▸ **Page extract**:
_ _ _ _ _ _ _

However, if any one person, or more than one person acting as a
group, is considered to own more than 50% of the total fair market
value or total voting power of the stock of the Company, the
acquisition of additional stock by the same person or persons is
not considered to cause a Change in Control. An increase in the
percentage of stock owned by any one person, or persons acting as a
group, as a result of a transaction in which the Company acquires
its stock in exchange for property will be treated as an
acquisition of stock for purposes of this subsection. This
subsection applies only when there is a transfer of stock of the
Company (or issuance of stock of the Company) and stock in the
Company remains outstanding after the transaction.
(ii)
Any one person, or more than one person acting as a group, acquires
(or has acquired during the 12-month period ending on the date of
the most recent acquisition by such person or persons) ownership of
stock of the Company possessing 35% or more of the total voting
power of the stock of the Company.
(iii)
A majority of members of the Board of Directors is replaced during
any 12-month period by Directors whose appointment or election is
not endorsed by a majority of the members of the Board of Directors
prior to the date of the appointment or election.
(iv)
Any one person, or more than one person acting as a group. acquires
(or has acquired during the 12-month period ending on the date of
the most recent acquisition by such person or persons) assets from
the Company that have a total gross fair market value equal to or
more than 40% of the total gross fair market value of all of the
assets of the Company immediately prior to such acquisition or
acquisitions.
For purposes of
this Section, persons will be considered to be acting as a group if
they are owners of a corporation that enters into a merger,
consolidation, purchase or acquisition of stock,
3
or similar
business transaction with the Company. If a person, including an
entity, owns stock in both corporations that enter into a merger,
consolidation, purchase or acquisition of stock, or similar
transaction, such shareholder is considered to be acting as a group
with other shareholders in a corporation prior to the transaction
giving rise to the change and not with respect to the ownership
interest in the other corporation.
(m)
“Code” means the Internal Revenue Code of 1986, as
amended from time to time. Whenever a reference is made to a
specific Section of the Code, such reference shall be deemed to
include any successor Sections of the Code having the same or
similar purpose. In general, a reference to the Code will include
all lawful regulations and pronouncements promulgated thereunder;
including without limitation all applicable transition relief with
respect to Code Section 409A.
(n)
“Company” means RPM International Inc., a Delaware
corporation, and any successor thereto.
(o)
“Deferral Account” means (i) the sum of all of a
Participant’s Annual Deferral Amounts other
than any amounts designated as Short-Term Payouts, plus
(ii) investment earnings and losses attributable thereto, less
(iii) all distributions made to the Participant or his
Beneficiary pursuant to this Plan from his Deferral
Account.
(p)
“Deferral Period” means with respect to any Short-Term
Payout elected with respect to an Annual Deferral Amount, the
period for which such Short-Term Payout is to be deferred under the
Plan.
(q)
“Director” means a member of the Board of Directors of
the Company.
(r)
“Director Fees” means the fees paid by the Company,
including retainer fees and meetings fees, as compensation for
serving on the Board of Directors.
(s)

_ _ _ _ _ _ _

▸ **Required work**:
1. Pull out the stretch of the plan excerpt from "However, if any" through "after the transaction.", word for word.
2. Write on from the last line of the plan excerpt, carrying its definitions forward.
The records that follow come from a separate source.

_ _ _ _ _ _ _

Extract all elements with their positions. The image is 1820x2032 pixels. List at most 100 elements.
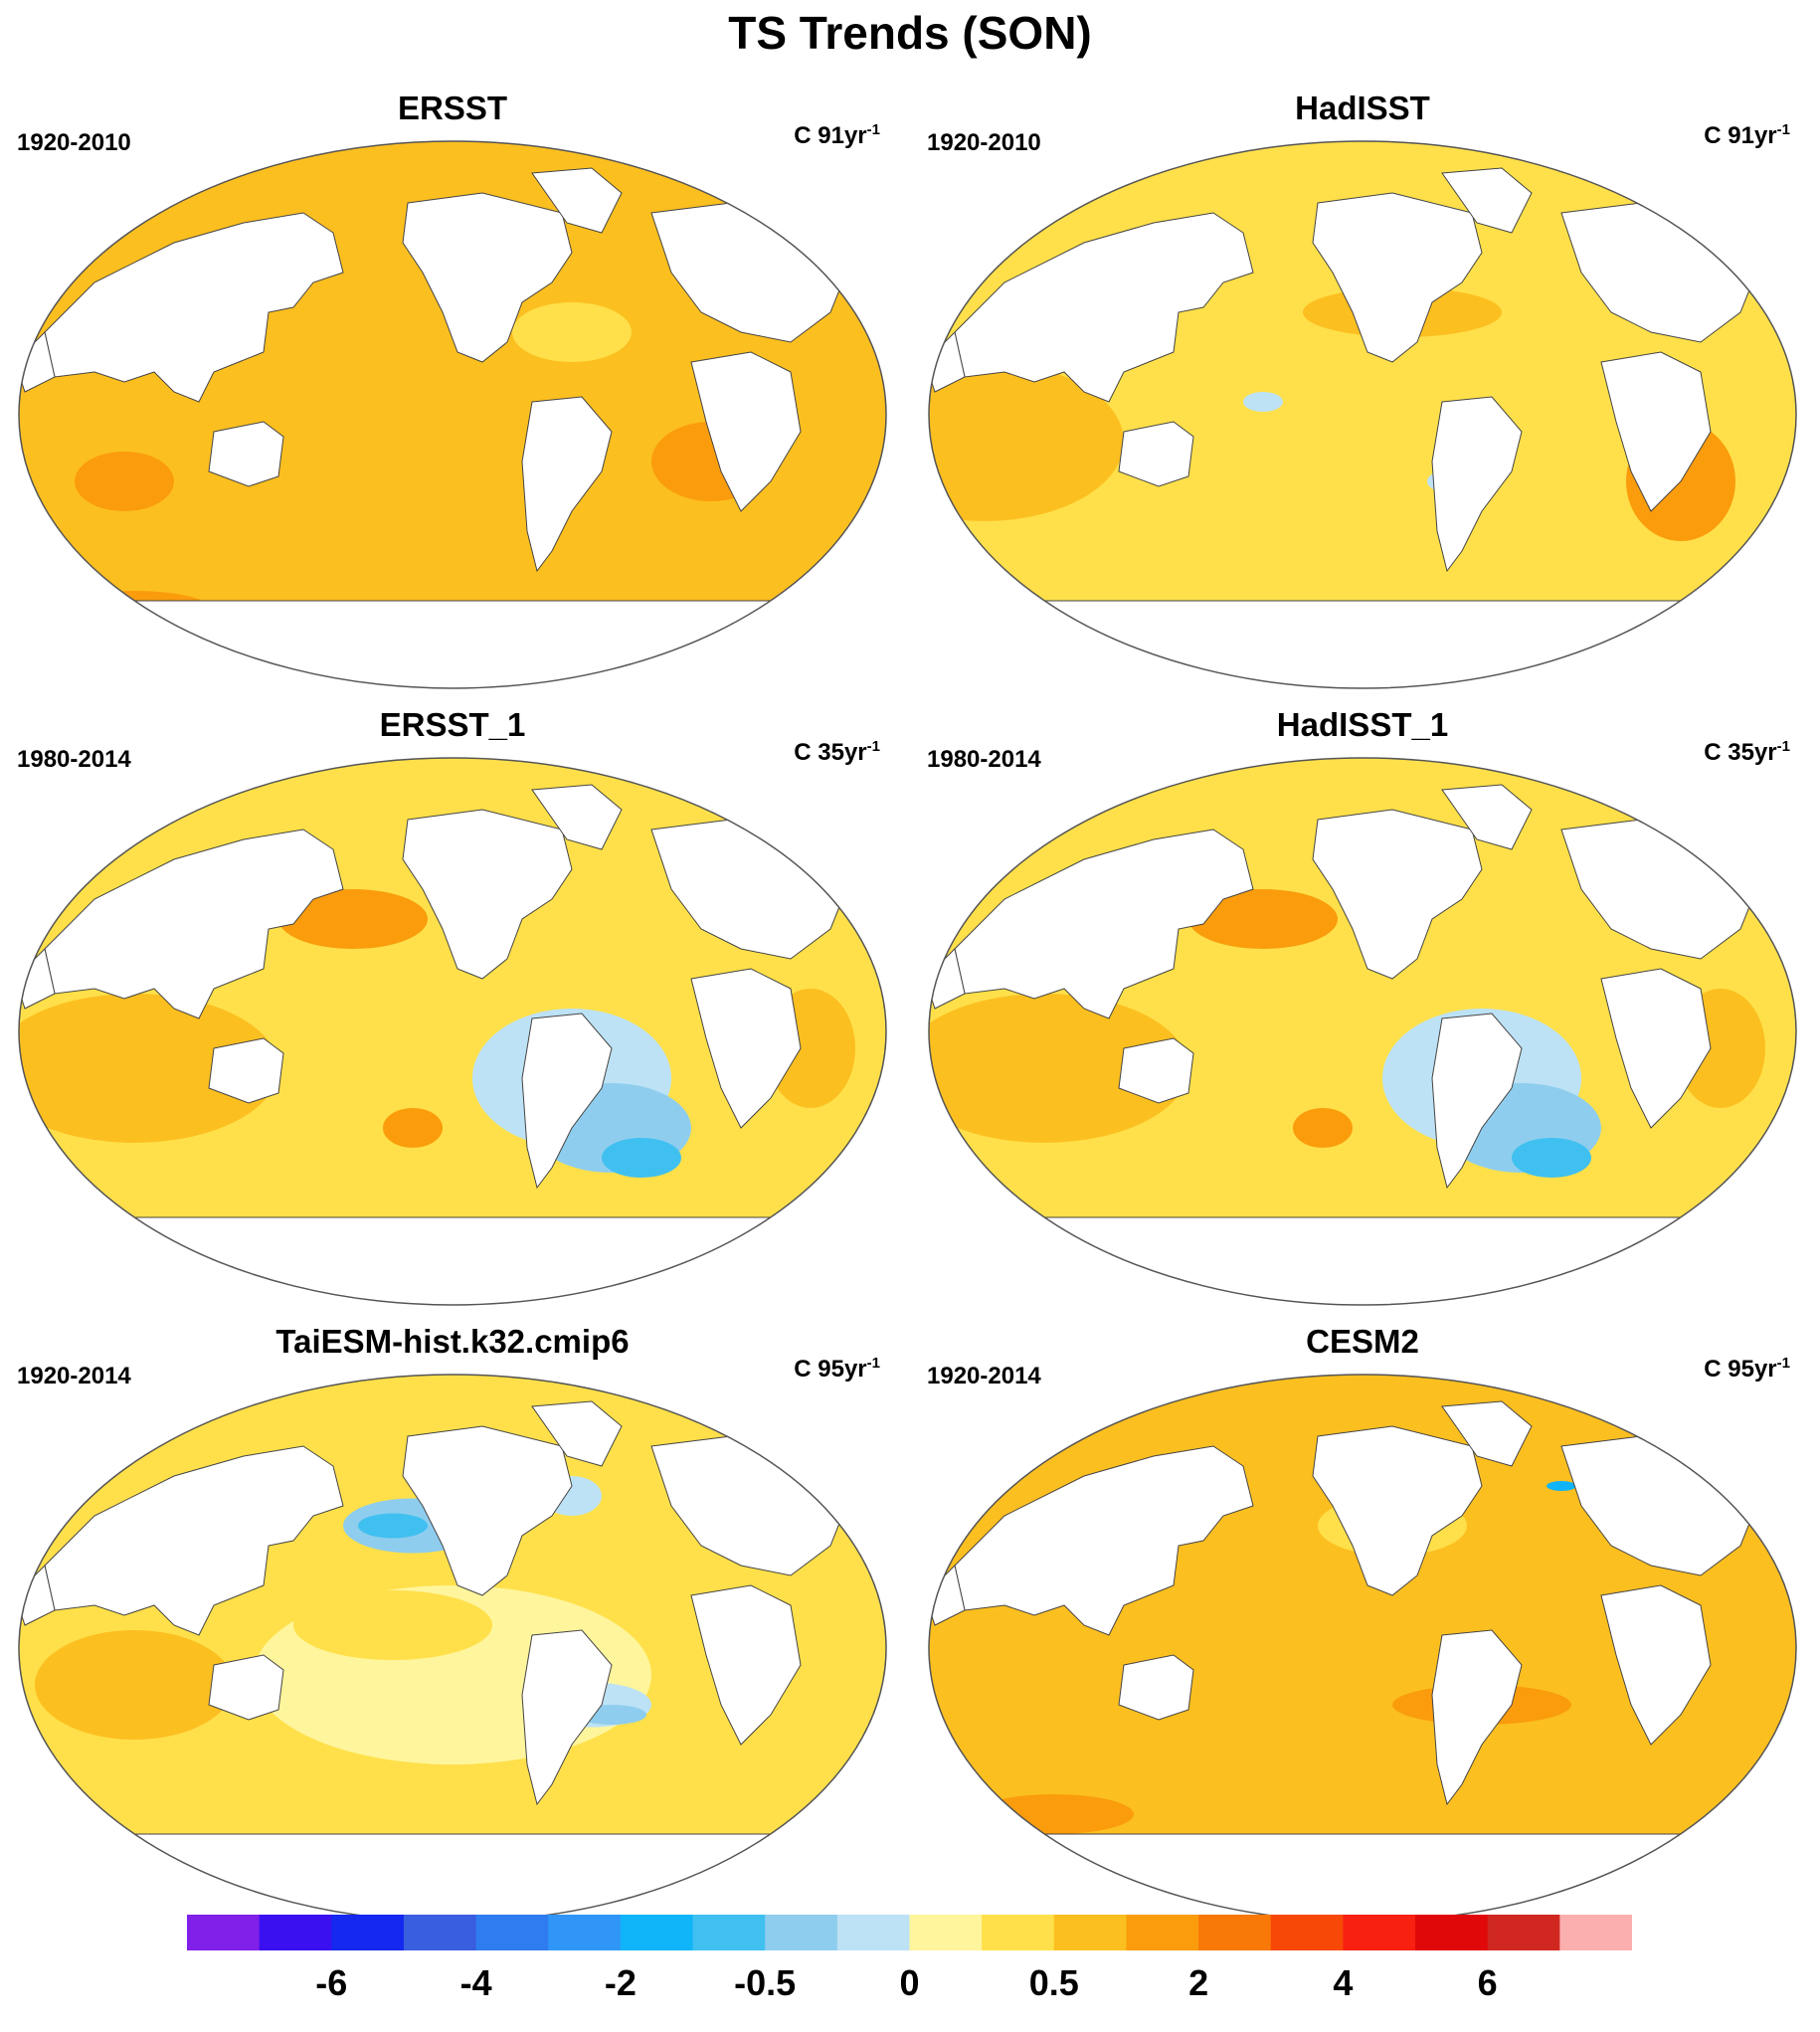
map-border — [18, 757, 887, 1306]
land-mass — [944, 600, 1781, 688]
units-value: 91yr — [818, 122, 867, 149]
trend-contour — [1293, 1108, 1353, 1148]
world-map — [928, 757, 1797, 1306]
land-mass — [1600, 968, 1712, 1129]
panel-units: C 95yr-1 — [794, 1355, 880, 1384]
land-mass — [44, 1445, 344, 1636]
colorbar-segment — [1559, 1915, 1632, 1950]
map-panel: TaiESM-hist.k32.cmip6 1920-2014 C 95yr-1 — [5, 1323, 900, 1940]
units-prefix: C — [794, 1356, 819, 1383]
units-prefix: C — [794, 122, 819, 149]
map-panel: HadISST 1920-2010 C 91yr-1 — [915, 90, 1810, 706]
land-mass — [1441, 167, 1533, 234]
colorbar-tick-label: -6 — [315, 1962, 348, 2003]
panel-units: C 35yr-1 — [1704, 738, 1790, 767]
panel-title: HadISST — [1295, 90, 1430, 126]
map-panel: ERSST 1920-2010 C 91yr-1 — [5, 90, 900, 706]
land-mass — [521, 396, 613, 573]
units-exponent: -1 — [1776, 1355, 1790, 1372]
land-mass — [1441, 1400, 1533, 1467]
land-mass — [1118, 1037, 1194, 1104]
colorbar-segment — [1487, 1915, 1560, 1950]
colorbar-segment — [1053, 1915, 1127, 1950]
panel-period: 1920-2014 — [17, 1363, 131, 1389]
land-mass — [1600, 351, 1712, 512]
colorbar-segment — [475, 1915, 549, 1950]
units-value: 35yr — [818, 739, 867, 766]
land-mass — [208, 1037, 284, 1104]
colorbar-tick-label: 6 — [1477, 1962, 1498, 2003]
colorbar-segment — [1198, 1915, 1272, 1950]
units-prefix: C — [1704, 122, 1729, 149]
world-map — [928, 1374, 1797, 1923]
land-mass — [1431, 1629, 1523, 1806]
land-mass — [34, 1216, 871, 1305]
map-panel: ERSST_1 1980-2014 C 35yr-1 — [5, 706, 900, 1323]
trend-contour — [1547, 1481, 1576, 1491]
colorbar-tick-label: -4 — [459, 1962, 492, 2003]
colorbar-segment — [259, 1915, 332, 1950]
land-mass — [44, 212, 344, 403]
trend-contour — [1188, 889, 1338, 949]
land-mass — [1431, 1013, 1523, 1190]
world-map — [18, 140, 887, 689]
units-prefix: C — [1704, 1356, 1729, 1383]
colorbar-tick-label: 0 — [899, 1962, 920, 2003]
panel-period: 1980-2014 — [17, 746, 131, 773]
trend-contour — [293, 1590, 492, 1660]
land-mass — [954, 829, 1254, 1019]
units-exponent: -1 — [866, 1355, 880, 1372]
trend-contour — [19, 994, 278, 1143]
colorbar-segment — [909, 1915, 983, 1950]
land-mass — [690, 351, 802, 512]
colorbar-segment — [1343, 1915, 1416, 1950]
trend-contour — [975, 1794, 1134, 1834]
colorbar-tick-label: 2 — [1188, 1962, 1209, 2003]
panel-title: ERSST — [397, 90, 508, 126]
units-exponent: -1 — [866, 121, 880, 138]
units-value: 35yr — [1728, 739, 1777, 766]
world-map — [928, 140, 1797, 689]
colorbar-tick-label: 0.5 — [1028, 1962, 1079, 2003]
panel-title: HadISST_1 — [1276, 706, 1449, 743]
colorbar-tick-label: 4 — [1333, 1962, 1354, 2003]
land-mass — [521, 1629, 613, 1806]
units-exponent: -1 — [866, 738, 880, 755]
colorbar-segment — [403, 1915, 477, 1950]
panel-title: TaiESM-hist.k32.cmip6 — [275, 1323, 630, 1360]
units-value: 95yr — [1728, 1356, 1777, 1383]
panel-units: C 91yr-1 — [794, 121, 880, 150]
colorbar-segment — [548, 1915, 622, 1950]
land-mass — [1118, 421, 1194, 487]
colorbar-segment — [982, 1915, 1055, 1950]
panel-period: 1920-2010 — [927, 129, 1041, 156]
trend-contour — [929, 994, 1188, 1143]
land-mass — [954, 212, 1254, 403]
colorbar-segment — [765, 1915, 838, 1950]
land-mass — [208, 421, 284, 487]
land-mass — [690, 1584, 802, 1746]
land-mass — [1431, 396, 1523, 573]
land-mass — [1441, 784, 1533, 850]
land-mass — [531, 1400, 623, 1467]
trend-contour — [806, 1222, 886, 1272]
panel-period: 1980-2014 — [927, 746, 1041, 773]
colorbar-segment — [836, 1915, 910, 1950]
colorbar-segment — [331, 1915, 405, 1950]
colorbar-segment — [692, 1915, 766, 1950]
land-mass — [44, 829, 344, 1019]
trend-contour — [35, 1630, 234, 1740]
map-border — [928, 757, 1797, 1306]
colorbar-tick-label: -2 — [604, 1962, 637, 2003]
colorbar-segment — [187, 1915, 261, 1950]
colorbar-segment — [1270, 1915, 1344, 1950]
panel-period: 1920-2014 — [927, 1363, 1041, 1389]
page-title: TS Trends (SON) — [728, 7, 1092, 59]
units-value: 91yr — [1728, 122, 1777, 149]
trend-contour — [512, 302, 632, 362]
land-mass — [690, 968, 802, 1129]
trend-contour — [602, 1138, 681, 1178]
units-exponent: -1 — [1776, 121, 1790, 138]
trend-contour — [1716, 1222, 1796, 1272]
land-mass — [1600, 1584, 1712, 1746]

_ _ _ _ _ _ _

▸ **Responses**:
1.
However, if any one person, or more than one person acting as a
group, is considered to own more than 50% of the total fair market
value or total voting power of the stock of the Company, the
acquisition of additional stock by the same person or persons is
not considered to cause a Change in Control. An increase in the
percentage of stock owned by any one person, or persons acting as a
group, as a result of a transaction in which the Company acquires
its stock in exchange for property will be treated as an
acquisition of stock for purposes of this subsection. This
subsection applies only when there is a transfer of stock of the
Company (or issuance of stock of the Company) and stock in the
Company remains outstanding after the transaction.

2.
“Disability” means the Participant is determined to be
totally disabled by the Social Security Administration, or is
determined to be disabled in accordance with a long-term disability
insurance program of the Company or any Affiliate.
(t)
“Effective Date” means January 1, 2005, except
where a different date is specifically set forth.
(u)
“Election Form” means the written agreement pursuant to
which the Participant elects the amount of his Base Annual Salary,
Annual Bonus and/or Director Fees to be deferred pursuant to the
Plan, makes any related Short-Term Payout Election, if applicable,
elects the deemed investment of amounts deferred and the time and
form of payment of such amounts and addresses such other matters as
the Administrator shall determine from time to time.
(v)
“Employee” means any common-law employee of the Company
or any Affiliate.
4
(w)
“Employer” means the Company and any Affiliate that has
been selected by the Board to participate in the Plan.
(x)
“ERISA” means the Employee Retirement Income Security
Act of 1974, as amended from time to time, and all lawful
regulations and pronouncements promulgated thereunder. Whenever a
reference is made to a specific Section of ERISA, such reference
shall be deemed to include any successor Sections of ERISA having
the same or similar purpose.
(y)
“Exchange Act” means the Securities Exchange Act of
1934, as amended, and the rules and regulations thereunder, as such
law, rules and regulations may be amended from time to
time.
(z)
“401(k) Plan” means the RPM International Inc. 401(k)
Plan, as amended and restated on January 1, 2004, and as
amended from time to time thereafter.
(aa)
“Latest Payment Date” means, with respect to any
payment due hereunder, the latest date by which such payment can be
made so as to constitute payment on the date that such payment is
otherwise designated hereunder to be made under Code
Section 409A, including under certain provisions of such
section which may be summarized as follows:
(i)
The date designated for payment under the terms of the Plan or a
later date in the same calendar year or, if later, the fifteenth
(15th) day of the third calendar month following the date
designated for payment.
(ii)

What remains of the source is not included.